■ **What the task requires**
Pick out every line of the entries below where "预防为主" occurs, and copy those lines.

■ **Data supplied**
+ + + + +

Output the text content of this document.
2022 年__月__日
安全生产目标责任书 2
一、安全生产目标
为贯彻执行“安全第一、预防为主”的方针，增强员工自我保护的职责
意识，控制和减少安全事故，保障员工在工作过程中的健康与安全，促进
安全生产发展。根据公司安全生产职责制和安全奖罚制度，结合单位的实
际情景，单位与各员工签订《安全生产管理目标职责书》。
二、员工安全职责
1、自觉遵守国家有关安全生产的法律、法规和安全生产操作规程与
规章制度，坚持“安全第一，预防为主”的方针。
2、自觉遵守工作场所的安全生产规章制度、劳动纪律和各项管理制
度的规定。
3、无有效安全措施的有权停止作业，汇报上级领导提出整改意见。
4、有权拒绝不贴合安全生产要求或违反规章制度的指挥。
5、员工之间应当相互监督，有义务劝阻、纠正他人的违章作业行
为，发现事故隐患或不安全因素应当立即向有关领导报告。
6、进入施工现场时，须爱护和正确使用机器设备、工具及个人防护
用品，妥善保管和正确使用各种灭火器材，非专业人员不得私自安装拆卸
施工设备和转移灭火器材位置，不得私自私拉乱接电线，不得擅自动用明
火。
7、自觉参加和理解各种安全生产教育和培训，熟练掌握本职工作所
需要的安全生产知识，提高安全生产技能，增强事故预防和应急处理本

+ + + + +

■ **Solution to the exercise**
为贯彻执行“安全第一、预防为主”的方针，增强员工自我保护的职责
规章制度，坚持“安全第一，预防为主”的方针。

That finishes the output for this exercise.